• Written problem
From the entries below, pull out each line where "text" appears.

+---+

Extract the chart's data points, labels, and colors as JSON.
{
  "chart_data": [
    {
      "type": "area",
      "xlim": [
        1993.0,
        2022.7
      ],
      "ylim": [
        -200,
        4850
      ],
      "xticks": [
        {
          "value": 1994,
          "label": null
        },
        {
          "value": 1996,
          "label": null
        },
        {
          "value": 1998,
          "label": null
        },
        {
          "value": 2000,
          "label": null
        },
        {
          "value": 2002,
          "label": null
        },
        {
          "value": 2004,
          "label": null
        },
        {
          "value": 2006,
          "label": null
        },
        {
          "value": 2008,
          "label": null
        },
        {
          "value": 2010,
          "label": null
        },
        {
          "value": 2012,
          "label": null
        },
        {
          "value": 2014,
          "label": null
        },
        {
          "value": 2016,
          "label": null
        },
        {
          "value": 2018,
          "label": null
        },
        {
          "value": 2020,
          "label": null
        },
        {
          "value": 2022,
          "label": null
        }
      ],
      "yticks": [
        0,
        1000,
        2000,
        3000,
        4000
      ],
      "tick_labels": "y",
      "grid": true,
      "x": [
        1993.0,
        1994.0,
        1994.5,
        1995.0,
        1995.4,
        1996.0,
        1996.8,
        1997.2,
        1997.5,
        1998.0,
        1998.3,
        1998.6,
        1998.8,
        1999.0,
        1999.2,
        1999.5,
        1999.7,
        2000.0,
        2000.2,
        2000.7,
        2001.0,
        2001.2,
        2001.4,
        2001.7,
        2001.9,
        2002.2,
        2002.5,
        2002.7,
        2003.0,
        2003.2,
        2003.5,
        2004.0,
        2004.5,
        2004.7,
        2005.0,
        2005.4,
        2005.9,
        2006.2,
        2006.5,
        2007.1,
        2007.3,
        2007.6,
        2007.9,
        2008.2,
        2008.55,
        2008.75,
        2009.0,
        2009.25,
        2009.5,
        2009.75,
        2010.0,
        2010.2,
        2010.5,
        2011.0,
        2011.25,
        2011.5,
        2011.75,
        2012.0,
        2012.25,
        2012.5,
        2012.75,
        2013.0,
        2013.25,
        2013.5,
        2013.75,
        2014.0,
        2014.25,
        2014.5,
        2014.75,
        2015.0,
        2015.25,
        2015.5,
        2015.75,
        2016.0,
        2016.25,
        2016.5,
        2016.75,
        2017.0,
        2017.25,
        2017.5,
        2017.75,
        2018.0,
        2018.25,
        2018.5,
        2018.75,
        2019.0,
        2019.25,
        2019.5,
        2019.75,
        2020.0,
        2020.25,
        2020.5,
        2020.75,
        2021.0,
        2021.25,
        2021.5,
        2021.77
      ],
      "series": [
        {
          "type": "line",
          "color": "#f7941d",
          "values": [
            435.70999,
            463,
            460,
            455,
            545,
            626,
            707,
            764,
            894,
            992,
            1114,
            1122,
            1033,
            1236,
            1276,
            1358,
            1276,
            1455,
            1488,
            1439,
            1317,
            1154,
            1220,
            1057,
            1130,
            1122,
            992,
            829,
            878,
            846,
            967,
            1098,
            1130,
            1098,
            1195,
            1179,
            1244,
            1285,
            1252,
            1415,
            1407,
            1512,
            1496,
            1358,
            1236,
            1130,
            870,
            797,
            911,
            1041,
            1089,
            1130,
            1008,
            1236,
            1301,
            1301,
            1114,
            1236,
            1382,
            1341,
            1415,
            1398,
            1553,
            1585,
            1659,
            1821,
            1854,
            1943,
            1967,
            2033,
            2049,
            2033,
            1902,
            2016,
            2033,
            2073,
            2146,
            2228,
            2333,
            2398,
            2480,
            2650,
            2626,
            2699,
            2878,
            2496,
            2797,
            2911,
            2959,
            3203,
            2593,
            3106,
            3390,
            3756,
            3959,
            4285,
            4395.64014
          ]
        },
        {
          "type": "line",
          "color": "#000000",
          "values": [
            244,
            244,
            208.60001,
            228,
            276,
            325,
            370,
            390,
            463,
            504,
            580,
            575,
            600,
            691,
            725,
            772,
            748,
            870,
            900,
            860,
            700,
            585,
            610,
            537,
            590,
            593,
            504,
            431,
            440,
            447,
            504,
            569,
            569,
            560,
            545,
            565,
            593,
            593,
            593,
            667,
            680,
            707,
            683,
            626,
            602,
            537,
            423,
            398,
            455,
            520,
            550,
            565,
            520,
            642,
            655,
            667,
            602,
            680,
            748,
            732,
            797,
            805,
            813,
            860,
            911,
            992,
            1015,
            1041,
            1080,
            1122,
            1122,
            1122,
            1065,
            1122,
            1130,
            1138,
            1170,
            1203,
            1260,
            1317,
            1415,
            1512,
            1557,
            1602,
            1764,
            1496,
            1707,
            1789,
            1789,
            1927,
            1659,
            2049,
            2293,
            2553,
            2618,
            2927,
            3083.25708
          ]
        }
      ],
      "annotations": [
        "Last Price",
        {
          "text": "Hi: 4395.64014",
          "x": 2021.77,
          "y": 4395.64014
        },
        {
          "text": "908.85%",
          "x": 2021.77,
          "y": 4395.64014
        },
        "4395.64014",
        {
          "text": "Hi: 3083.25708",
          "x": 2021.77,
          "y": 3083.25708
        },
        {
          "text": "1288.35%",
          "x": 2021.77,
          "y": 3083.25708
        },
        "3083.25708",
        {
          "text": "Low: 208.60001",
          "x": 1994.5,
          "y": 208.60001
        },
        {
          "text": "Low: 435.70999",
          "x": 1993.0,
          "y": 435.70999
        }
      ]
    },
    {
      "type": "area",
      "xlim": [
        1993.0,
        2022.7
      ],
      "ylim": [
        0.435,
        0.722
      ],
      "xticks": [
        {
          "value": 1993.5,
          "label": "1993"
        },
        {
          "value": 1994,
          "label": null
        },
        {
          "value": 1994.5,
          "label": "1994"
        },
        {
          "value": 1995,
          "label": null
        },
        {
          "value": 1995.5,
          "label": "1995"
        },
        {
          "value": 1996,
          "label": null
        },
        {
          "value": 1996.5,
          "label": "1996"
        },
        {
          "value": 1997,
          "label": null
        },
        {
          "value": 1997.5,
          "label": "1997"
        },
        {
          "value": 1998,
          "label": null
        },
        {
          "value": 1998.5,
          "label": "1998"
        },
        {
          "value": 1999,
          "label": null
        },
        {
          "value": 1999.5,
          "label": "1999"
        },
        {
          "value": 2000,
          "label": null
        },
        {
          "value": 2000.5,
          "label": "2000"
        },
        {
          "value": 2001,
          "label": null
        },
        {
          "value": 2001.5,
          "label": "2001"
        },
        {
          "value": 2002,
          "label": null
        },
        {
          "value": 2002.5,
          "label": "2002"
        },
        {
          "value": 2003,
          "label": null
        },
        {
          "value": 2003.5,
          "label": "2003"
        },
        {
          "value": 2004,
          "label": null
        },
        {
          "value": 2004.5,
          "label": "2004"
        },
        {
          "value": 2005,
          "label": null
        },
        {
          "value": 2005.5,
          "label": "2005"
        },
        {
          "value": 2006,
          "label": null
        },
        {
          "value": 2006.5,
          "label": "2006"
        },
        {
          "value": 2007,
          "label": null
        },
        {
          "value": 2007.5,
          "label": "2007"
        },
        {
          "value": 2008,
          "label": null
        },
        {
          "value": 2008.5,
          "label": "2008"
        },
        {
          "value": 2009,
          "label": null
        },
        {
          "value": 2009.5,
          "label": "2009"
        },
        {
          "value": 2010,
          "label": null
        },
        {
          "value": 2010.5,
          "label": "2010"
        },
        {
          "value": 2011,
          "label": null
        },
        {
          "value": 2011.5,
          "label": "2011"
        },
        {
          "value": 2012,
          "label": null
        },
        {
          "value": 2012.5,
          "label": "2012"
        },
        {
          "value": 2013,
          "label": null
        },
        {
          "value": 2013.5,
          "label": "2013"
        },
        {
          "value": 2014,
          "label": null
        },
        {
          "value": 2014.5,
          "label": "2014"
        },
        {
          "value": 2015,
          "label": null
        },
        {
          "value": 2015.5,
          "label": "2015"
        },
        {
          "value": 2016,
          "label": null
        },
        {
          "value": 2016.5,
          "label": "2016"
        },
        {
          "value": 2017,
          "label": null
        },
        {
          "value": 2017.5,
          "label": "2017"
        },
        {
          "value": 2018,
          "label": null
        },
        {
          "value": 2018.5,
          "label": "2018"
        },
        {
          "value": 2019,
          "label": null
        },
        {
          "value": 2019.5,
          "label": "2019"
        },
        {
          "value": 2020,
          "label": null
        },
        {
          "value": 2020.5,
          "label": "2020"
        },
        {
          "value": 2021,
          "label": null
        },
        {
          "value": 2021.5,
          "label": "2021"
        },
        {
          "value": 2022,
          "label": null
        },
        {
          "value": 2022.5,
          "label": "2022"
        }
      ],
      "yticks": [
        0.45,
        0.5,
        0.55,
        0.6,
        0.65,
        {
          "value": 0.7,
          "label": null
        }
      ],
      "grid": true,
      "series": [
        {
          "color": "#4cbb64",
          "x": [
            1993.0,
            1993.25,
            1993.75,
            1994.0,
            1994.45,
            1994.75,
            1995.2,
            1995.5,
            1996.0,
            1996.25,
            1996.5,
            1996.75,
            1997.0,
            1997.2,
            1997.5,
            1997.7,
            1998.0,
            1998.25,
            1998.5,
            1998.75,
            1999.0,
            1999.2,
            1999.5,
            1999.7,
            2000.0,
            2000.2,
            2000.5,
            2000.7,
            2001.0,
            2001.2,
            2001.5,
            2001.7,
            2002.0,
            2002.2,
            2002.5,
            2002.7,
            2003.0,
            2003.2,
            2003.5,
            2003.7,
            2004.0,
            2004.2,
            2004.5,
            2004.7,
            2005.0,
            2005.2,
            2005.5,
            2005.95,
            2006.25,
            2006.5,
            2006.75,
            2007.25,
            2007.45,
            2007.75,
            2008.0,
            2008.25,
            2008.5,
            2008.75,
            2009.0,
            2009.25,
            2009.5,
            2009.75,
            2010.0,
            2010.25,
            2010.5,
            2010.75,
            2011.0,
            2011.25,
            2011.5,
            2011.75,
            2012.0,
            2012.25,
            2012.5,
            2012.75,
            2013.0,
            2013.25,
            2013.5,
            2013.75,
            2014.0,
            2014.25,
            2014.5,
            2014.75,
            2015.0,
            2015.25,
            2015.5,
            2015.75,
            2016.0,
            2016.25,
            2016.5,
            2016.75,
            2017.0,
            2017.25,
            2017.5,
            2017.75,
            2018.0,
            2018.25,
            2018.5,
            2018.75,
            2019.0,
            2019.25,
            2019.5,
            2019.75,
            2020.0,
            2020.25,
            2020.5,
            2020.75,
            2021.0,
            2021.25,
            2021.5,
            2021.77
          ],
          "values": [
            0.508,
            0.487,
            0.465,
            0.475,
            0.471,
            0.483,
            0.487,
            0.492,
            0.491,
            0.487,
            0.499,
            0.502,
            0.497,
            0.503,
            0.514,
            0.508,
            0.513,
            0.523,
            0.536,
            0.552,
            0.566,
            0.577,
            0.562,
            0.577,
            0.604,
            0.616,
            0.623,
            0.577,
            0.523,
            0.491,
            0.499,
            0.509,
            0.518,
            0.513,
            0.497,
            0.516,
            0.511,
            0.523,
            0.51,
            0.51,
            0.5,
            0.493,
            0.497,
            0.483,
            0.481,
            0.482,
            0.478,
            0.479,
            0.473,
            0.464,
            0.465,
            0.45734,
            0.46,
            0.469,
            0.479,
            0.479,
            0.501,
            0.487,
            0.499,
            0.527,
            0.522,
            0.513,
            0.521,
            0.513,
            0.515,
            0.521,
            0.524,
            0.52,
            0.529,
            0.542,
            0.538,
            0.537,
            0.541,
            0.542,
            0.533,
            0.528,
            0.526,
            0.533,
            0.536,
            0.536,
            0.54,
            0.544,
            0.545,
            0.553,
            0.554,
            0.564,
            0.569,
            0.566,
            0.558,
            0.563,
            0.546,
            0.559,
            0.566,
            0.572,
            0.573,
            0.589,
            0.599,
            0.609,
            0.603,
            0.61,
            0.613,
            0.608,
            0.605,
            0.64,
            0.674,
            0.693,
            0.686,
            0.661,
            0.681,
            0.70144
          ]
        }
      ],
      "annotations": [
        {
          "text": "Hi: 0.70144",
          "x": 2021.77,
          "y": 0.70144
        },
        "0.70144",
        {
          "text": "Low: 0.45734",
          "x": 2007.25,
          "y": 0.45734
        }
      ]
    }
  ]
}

+---+

• The output
          "text": "Hi: 4395.64014",
          "text": "908.85%",
          "text": "Hi: 3083.25708",
          "text": "1288.35%",
          "text": "Low: 208.60001",
          "text": "Low: 435.70999",
          "text": "Hi: 0.70144",
          "text": "Low: 0.45734",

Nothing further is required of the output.